» TASK PROMPT: Format every line of the material below as a JSON list of strings, one string per line, skipping any blank lines.
# RAW RECORDS start
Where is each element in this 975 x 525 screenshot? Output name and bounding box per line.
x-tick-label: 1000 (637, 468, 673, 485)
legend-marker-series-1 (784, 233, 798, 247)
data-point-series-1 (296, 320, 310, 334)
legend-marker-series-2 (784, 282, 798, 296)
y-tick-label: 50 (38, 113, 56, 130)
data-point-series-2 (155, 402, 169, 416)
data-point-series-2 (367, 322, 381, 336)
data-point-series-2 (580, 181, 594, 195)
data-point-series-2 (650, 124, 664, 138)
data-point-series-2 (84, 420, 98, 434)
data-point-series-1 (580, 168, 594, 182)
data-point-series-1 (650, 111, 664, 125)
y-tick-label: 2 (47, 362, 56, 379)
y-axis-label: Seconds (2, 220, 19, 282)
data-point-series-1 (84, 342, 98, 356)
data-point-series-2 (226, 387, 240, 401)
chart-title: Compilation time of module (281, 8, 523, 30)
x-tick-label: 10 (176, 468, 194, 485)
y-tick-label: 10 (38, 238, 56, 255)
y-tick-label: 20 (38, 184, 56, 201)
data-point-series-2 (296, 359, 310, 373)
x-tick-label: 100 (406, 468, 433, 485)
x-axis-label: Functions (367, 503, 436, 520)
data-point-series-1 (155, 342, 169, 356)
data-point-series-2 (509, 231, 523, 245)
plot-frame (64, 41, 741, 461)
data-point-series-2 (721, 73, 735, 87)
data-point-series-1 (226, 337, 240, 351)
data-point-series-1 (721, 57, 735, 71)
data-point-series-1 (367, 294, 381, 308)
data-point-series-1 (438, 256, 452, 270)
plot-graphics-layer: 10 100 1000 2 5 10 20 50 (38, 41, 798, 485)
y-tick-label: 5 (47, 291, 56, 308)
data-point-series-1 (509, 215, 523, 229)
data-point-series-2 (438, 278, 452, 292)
# RAW RECORDS end
» SOLUTION BELOW:
[
  "Where is each element in this 975 x 525 screenshot? Output name and bounding box per line.",
  "x-tick-label: 1000 (637, 468, 673, 485)",
  "legend-marker-series-1 (784, 233, 798, 247)",
  "data-point-series-1 (296, 320, 310, 334)",
  "legend-marker-series-2 (784, 282, 798, 296)",
  "y-tick-label: 50 (38, 113, 56, 130)",
  "data-point-series-2 (155, 402, 169, 416)",
  "data-point-series-2 (367, 322, 381, 336)",
  "data-point-series-2 (580, 181, 594, 195)",
  "data-point-series-2 (650, 124, 664, 138)",
  "data-point-series-2 (84, 420, 98, 434)",
  "data-point-series-1 (580, 168, 594, 182)",
  "data-point-series-1 (650, 111, 664, 125)",
  "y-tick-label: 2 (47, 362, 56, 379)",
  "y-axis-label: Seconds (2, 220, 19, 282)",
  "data-point-series-1 (84, 342, 98, 356)",
  "data-point-series-2 (226, 387, 240, 401)",
  "chart-title: Compilation time of module (281, 8, 523, 30)",
  "x-tick-label: 10 (176, 468, 194, 485)",
  "y-tick-label: 10 (38, 238, 56, 255)",
  "y-tick-label: 20 (38, 184, 56, 201)",
  "data-point-series-2 (296, 359, 310, 373)",
  "x-tick-label: 100 (406, 468, 433, 485)",
  "x-axis-label: Functions (367, 503, 436, 520)",
  "data-point-series-1 (155, 342, 169, 356)",
  "data-point-series-2 (509, 231, 523, 245)",
  "plot-frame (64, 41, 741, 461)",
  "data-point-series-2 (721, 73, 735, 87)",
  "data-point-series-1 (226, 337, 240, 351)",
  "data-point-series-1 (721, 57, 735, 71)",
  "data-point-series-1 (367, 294, 381, 308)",
  "data-point-series-1 (438, 256, 452, 270)",
  "plot-graphics-layer: 10 100 1000 2 5 10 20 50 (38, 41, 798, 485)",
  "y-tick-label: 5 (47, 291, 56, 308)",
  "data-point-series-1 (509, 215, 523, 229)",
  "data-point-series-2 (438, 278, 452, 292)"
]